• Instructions to follow:
Repeat, exactly and completely, the entries shown underneath.
###
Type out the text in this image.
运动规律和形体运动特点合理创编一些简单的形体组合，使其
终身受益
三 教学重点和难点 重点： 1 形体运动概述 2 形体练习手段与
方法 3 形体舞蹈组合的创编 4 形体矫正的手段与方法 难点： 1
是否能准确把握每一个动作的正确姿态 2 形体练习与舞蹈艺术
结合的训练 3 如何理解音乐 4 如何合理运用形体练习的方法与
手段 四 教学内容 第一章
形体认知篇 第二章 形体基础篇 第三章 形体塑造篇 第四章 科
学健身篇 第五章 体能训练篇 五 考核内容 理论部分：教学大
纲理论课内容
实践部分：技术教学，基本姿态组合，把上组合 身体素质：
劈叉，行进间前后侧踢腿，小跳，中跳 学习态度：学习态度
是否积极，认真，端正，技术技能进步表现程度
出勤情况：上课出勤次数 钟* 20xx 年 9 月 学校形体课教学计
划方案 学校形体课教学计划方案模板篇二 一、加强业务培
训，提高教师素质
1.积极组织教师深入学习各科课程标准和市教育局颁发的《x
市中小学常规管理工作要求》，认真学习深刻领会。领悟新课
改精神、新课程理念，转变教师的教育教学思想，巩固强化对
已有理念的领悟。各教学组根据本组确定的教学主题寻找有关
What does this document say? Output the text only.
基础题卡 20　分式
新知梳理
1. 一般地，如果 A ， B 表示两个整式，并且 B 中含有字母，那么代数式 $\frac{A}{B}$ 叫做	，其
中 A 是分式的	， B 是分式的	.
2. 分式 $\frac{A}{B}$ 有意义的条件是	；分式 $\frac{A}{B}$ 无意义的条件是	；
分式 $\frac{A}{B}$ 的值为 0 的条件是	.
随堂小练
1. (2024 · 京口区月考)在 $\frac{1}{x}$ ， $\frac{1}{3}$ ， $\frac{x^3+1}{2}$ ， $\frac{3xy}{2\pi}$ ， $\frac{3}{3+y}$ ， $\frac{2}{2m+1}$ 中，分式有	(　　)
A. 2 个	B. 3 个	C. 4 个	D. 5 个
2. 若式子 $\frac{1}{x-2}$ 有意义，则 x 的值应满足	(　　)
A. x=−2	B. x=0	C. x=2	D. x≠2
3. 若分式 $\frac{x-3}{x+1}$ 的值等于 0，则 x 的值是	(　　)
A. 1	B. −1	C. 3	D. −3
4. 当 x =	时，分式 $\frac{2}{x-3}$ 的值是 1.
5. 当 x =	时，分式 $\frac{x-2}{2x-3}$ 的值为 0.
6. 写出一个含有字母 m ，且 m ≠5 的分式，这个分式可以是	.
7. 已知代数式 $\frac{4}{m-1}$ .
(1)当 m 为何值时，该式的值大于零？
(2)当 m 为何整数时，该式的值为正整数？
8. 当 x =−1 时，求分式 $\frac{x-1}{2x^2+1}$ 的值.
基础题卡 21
###
• Exercise answer:
Type out the text in this image.
运动规律和形体运动特点合理创编一些简单的形体组合，使其
终身受益
三 教学重点和难点 重点： 1 形体运动概述 2 形体练习手段与
方法 3 形体舞蹈组合的创编 4 形体矫正的手段与方法 难点： 1
是否能准确把握每一个动作的正确姿态 2 形体练习与舞蹈艺术
结合的训练 3 如何理解音乐 4 如何合理运用形体练习的方法与
手段 四 教学内容 第一章
形体认知篇 第二章 形体基础篇 第三章 形体塑造篇 第四章 科
学健身篇 第五章 体能训练篇 五 考核内容 理论部分：教学大
纲理论课内容
实践部分：技术教学，基本姿态组合，把上组合 身体素质：
劈叉，行进间前后侧踢腿，小跳，中跳 学习态度：学习态度
是否积极，认真，端正，技术技能进步表现程度
出勤情况：上课出勤次数 钟* 20xx 年 9 月 学校形体课教学计
划方案 学校形体课教学计划方案模板篇二 一、加强业务培
训，提高教师素质
1.积极组织教师深入学习各科课程标准和市教育局颁发的《x
市中小学常规管理工作要求》，认真学习深刻领会。领悟新课
改精神、新课程理念，转变教师的教育教学思想，巩固强化对
已有理念的领悟。各教学组根据本组确定的教学主题寻找有关
What does this document say? Output the text only.
基础题卡 20　分式
新知梳理
1. 一般地，如果 A ， B 表示两个整式，并且 B 中含有字母，那么代数式 $\frac{A}{B}$ 叫做	，其
中 A 是分式的	， B 是分式的	.
2. 分式 $\frac{A}{B}$ 有意义的条件是	；分式 $\frac{A}{B}$ 无意义的条件是	；
分式 $\frac{A}{B}$ 的值为 0 的条件是	.
随堂小练
1. (2024 · 京口区月考)在 $\frac{1}{x}$ ， $\frac{1}{3}$ ， $\frac{x^3+1}{2}$ ， $\frac{3xy}{2\pi}$ ， $\frac{3}{3+y}$ ， $\frac{2}{2m+1}$ 中，分式有	(　　)
A. 2 个	B. 3 个	C. 4 个	D. 5 个
2. 若式子 $\frac{1}{x-2}$ 有意义，则 x 的值应满足	(　　)
A. x=−2	B. x=0	C. x=2	D. x≠2
3. 若分式 $\frac{x-3}{x+1}$ 的值等于 0，则 x 的值是	(　　)
A. 1	B. −1	C. 3	D. −3
4. 当 x =	时，分式 $\frac{2}{x-3}$ 的值是 1.
5. 当 x =	时，分式 $\frac{x-2}{2x-3}$ 的值为 0.
6. 写出一个含有字母 m ，且 m ≠5 的分式，这个分式可以是	.
7. 已知代数式 $\frac{4}{m-1}$ .
(1)当 m 为何值时，该式的值大于零？
(2)当 m 为何整数时，该式的值为正整数？
8. 当 x =−1 时，求分式 $\frac{x-1}{2x^2+1}$ 的值.
基础题卡 21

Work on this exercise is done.